▼
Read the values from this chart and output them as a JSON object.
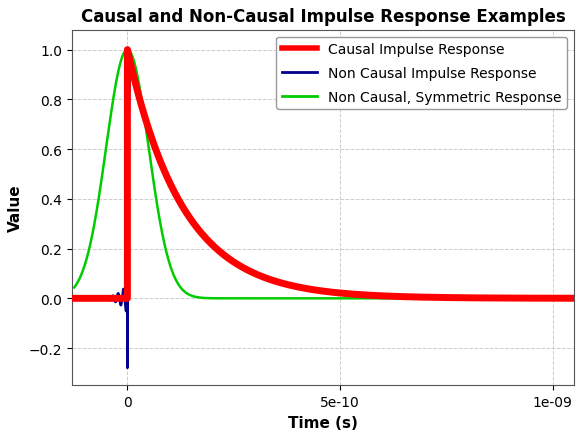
{
  "title": "Causal and Non-Causal Impulse Response Examples",
  "xlabel": "Time (s)",
  "ylabel": "Value",
  "xlim": [
    -1.3e-10,
    1.05e-09
  ],
  "ylim": [
    -0.35,
    1.08
  ],
  "grid": true,
  "background_color": "#ffffff",
  "legend_labels": [
    "Causal Impulse Response",
    "Non Causal Impulse Response",
    "Non Causal, Symmetric Response"
  ],
  "causal_color": "#ff0000",
  "noncausal_color": "#00008b",
  "symmetric_color": "#00cc00",
  "causal_linewidth": 5,
  "noncausal_linewidth": 1.8,
  "symmetric_linewidth": 1.8,
  "tau_causal": 1.3e-10,
  "tau_symmetric": 5e-11,
  "noncausal_osc_freq": 80000000000.0,
  "noncausal_decay": 50000000000.0,
  "noncausal_osc_amp": 0.06,
  "spike_tau": 2e-12,
  "spike_amp": 1.28,
  "title_fontsize": 12,
  "label_fontsize": 11,
  "tick_fontsize": 10,
  "legend_fontsize": 10
}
▲
From the material above, copy everything exactly but the pictures.

**Final result:**
Read the values from this chart and output them as a JSON object.
{
  "title": "Causal and Non-Causal Impulse Response Examples",
  "xlabel": "Time (s)",
  "ylabel": "Value",
  "xlim": [
    -1.3e-10,
    1.05e-09
  ],
  "ylim": [
    -0.35,
    1.08
  ],
  "grid": true,
  "background_color": "#ffffff",
  "legend_labels": [
    "Causal Impulse Response",
    "Non Causal Impulse Response",
    "Non Causal, Symmetric Response"
  ],
  "causal_color": "#ff0000",
  "noncausal_color": "#00008b",
  "symmetric_color": "#00cc00",
  "causal_linewidth": 5,
  "noncausal_linewidth": 1.8,
  "symmetric_linewidth": 1.8,
  "tau_causal": 1.3e-10,
  "tau_symmetric": 5e-11,
  "noncausal_osc_freq": 80000000000.0,
  "noncausal_decay": 50000000000.0,
  "noncausal_osc_amp": 0.06,
  "spike_tau": 2e-12,
  "spike_amp": 1.28,
  "title_fontsize": 12,
  "label_fontsize": 11,
  "tick_fontsize": 10,
  "legend_fontsize": 10
}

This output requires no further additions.